#### REQUIRED TASK
Find the lines with the string "ylabel" and return them.

■ ■ ■

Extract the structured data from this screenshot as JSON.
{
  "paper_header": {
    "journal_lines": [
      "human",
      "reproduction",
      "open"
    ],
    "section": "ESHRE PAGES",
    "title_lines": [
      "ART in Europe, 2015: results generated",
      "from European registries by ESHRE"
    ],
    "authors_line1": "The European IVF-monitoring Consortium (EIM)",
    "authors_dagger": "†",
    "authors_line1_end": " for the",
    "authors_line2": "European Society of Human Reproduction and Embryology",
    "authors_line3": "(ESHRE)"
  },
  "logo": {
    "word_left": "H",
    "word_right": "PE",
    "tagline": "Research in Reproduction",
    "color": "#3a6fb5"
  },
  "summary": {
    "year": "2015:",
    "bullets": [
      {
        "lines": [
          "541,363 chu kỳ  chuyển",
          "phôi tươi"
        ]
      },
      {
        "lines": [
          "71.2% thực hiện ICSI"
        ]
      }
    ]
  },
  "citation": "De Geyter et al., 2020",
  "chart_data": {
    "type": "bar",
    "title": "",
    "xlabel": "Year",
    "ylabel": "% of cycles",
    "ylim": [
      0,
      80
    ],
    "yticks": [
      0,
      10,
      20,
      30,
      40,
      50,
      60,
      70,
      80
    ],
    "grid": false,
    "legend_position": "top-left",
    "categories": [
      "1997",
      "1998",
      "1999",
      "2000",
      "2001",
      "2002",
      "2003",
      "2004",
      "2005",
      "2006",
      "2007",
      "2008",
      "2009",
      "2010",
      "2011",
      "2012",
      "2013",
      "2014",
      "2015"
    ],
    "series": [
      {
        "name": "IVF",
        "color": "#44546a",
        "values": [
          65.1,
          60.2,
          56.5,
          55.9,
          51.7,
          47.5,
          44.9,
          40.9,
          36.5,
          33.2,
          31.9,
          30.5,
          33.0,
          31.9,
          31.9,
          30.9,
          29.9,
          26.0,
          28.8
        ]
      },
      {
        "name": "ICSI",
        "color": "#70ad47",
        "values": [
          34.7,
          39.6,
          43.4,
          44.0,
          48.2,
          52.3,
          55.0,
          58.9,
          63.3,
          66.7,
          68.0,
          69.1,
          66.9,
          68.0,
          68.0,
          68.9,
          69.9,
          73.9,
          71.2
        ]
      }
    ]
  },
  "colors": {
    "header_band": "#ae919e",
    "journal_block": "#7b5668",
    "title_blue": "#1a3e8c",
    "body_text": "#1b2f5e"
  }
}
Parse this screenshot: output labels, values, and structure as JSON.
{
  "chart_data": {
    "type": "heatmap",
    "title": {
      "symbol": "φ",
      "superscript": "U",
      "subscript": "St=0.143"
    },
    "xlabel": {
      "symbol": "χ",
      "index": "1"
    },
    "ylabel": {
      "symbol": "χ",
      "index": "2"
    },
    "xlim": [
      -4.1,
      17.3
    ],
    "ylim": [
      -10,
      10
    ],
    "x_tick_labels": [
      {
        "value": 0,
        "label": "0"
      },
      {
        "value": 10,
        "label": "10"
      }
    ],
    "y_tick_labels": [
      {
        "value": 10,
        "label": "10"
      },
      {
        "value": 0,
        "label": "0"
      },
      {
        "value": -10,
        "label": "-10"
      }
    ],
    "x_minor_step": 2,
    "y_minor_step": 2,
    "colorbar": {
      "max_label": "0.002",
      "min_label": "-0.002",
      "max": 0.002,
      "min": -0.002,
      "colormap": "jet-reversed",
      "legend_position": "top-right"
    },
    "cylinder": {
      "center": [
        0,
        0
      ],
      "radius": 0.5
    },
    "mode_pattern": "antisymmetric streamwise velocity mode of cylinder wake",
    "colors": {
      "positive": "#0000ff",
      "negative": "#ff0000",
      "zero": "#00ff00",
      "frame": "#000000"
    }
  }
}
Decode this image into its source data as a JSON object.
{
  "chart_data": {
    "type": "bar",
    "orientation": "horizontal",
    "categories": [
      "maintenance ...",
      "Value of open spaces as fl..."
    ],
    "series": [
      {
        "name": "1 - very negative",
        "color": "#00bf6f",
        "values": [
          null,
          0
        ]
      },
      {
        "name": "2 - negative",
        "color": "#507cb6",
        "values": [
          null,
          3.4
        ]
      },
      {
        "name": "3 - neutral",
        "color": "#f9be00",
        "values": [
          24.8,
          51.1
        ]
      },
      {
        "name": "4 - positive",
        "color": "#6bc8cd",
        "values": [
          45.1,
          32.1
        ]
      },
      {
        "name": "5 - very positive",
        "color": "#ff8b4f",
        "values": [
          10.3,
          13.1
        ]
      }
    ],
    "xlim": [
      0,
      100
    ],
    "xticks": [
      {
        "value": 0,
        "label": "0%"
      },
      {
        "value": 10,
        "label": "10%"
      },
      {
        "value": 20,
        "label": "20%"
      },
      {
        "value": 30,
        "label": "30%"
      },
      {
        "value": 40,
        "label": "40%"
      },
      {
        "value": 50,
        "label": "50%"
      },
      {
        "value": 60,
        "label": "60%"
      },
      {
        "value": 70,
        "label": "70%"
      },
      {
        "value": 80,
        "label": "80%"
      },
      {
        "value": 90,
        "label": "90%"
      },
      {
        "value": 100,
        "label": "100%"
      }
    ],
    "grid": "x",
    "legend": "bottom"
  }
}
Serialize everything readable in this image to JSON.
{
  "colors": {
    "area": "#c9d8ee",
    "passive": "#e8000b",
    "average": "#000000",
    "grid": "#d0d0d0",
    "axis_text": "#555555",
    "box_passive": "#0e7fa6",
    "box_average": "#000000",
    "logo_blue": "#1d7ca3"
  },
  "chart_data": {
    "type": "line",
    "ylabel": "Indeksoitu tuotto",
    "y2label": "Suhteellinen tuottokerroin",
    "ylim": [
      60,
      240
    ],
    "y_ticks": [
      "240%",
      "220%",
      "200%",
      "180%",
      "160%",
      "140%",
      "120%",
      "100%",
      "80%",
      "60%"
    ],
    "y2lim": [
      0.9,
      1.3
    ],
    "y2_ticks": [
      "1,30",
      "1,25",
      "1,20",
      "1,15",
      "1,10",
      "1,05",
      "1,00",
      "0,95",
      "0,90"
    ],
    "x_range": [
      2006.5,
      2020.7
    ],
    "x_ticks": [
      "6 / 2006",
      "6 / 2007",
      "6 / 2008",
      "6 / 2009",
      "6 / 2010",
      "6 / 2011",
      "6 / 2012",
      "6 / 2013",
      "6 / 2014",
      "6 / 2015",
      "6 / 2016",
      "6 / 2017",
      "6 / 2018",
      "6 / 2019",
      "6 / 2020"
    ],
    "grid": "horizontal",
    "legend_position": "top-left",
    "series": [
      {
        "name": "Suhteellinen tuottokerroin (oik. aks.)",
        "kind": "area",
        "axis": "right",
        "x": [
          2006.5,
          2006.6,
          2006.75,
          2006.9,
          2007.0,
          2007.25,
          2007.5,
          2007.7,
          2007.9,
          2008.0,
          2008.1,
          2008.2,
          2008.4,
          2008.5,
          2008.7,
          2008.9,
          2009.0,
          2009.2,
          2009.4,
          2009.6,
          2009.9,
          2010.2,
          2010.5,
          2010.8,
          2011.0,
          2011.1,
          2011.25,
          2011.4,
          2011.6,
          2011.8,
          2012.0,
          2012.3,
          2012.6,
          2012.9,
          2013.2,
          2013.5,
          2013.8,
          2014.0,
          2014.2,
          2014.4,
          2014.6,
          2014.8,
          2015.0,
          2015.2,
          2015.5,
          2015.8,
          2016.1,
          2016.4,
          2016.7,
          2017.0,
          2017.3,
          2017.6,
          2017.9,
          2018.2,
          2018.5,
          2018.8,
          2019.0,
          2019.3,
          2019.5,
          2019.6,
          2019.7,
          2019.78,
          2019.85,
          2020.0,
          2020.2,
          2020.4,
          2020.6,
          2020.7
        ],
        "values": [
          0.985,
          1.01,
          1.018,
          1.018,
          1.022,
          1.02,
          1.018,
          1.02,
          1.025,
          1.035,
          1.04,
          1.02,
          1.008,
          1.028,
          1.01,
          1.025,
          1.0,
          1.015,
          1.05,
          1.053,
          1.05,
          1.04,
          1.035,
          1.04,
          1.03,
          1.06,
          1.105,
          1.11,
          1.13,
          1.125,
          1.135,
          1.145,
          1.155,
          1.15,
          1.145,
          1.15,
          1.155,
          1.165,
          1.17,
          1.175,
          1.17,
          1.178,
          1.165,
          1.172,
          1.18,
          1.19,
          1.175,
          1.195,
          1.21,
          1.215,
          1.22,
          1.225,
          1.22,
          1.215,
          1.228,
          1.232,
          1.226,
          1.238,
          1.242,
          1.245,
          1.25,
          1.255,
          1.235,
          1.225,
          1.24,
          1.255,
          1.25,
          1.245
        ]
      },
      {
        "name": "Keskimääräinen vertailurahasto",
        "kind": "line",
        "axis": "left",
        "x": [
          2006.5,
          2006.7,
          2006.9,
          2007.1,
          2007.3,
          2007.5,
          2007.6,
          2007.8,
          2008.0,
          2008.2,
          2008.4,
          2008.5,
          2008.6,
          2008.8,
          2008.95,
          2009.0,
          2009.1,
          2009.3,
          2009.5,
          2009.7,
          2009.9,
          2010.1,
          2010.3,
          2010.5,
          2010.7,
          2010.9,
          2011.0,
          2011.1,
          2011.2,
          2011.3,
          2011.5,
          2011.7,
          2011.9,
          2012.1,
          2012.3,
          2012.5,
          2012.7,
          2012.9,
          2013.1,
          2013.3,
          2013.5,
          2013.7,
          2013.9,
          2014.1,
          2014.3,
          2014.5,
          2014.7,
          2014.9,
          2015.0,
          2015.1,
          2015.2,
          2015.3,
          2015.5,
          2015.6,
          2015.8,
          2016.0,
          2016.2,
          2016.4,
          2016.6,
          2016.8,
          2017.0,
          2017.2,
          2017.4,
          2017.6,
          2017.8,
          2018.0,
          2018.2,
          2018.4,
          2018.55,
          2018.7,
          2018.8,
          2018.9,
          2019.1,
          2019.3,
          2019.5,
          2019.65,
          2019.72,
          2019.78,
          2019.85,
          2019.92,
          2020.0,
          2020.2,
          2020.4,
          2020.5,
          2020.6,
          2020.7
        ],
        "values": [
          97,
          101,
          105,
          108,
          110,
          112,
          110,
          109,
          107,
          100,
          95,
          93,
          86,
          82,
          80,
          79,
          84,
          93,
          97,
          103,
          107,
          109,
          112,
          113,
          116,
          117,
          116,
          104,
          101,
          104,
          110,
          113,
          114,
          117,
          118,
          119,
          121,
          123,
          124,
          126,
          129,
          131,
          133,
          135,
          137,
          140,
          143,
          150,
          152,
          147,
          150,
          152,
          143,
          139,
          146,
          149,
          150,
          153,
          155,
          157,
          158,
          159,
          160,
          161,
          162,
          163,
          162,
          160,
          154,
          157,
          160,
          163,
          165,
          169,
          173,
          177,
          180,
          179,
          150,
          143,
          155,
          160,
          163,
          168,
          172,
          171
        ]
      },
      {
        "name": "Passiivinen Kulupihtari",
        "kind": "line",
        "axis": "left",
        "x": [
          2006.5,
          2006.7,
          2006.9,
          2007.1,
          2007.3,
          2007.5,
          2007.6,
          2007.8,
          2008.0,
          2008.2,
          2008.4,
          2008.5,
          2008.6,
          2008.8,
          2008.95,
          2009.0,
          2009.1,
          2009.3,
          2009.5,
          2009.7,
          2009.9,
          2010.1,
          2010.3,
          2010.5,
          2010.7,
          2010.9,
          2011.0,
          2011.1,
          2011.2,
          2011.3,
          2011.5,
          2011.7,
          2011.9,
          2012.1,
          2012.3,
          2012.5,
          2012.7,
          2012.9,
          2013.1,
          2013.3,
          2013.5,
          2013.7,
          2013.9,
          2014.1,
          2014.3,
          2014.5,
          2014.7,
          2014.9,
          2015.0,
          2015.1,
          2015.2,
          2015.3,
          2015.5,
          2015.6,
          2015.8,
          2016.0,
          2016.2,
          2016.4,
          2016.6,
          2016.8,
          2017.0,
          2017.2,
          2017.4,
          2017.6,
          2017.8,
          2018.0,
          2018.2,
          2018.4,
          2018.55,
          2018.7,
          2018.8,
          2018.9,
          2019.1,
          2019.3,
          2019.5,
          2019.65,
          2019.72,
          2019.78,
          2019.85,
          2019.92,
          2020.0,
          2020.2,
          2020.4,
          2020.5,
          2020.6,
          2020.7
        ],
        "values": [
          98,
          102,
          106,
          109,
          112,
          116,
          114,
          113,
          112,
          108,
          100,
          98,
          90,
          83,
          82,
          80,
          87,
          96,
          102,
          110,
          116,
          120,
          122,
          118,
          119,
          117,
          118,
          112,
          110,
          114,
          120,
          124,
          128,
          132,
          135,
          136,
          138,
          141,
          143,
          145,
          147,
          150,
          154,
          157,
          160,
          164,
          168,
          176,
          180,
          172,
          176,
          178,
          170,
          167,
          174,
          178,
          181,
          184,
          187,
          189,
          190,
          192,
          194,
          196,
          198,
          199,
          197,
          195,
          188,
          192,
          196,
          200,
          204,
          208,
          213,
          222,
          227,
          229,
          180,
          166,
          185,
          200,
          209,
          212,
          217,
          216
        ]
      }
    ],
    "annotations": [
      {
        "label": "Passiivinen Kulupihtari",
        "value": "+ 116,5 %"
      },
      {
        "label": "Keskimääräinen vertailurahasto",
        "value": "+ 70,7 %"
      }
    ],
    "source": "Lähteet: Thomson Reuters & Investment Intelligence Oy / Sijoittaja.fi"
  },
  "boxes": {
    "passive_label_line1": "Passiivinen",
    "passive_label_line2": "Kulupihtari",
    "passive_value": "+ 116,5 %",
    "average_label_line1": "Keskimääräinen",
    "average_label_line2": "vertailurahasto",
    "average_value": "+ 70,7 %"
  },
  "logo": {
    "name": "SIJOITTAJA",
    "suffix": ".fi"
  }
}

■ ■ ■

#### TASK SOLUTION
    "ylabel": "% of cycles",
    "ylabel": {
    "ylabel": "Indeksoitu tuotto",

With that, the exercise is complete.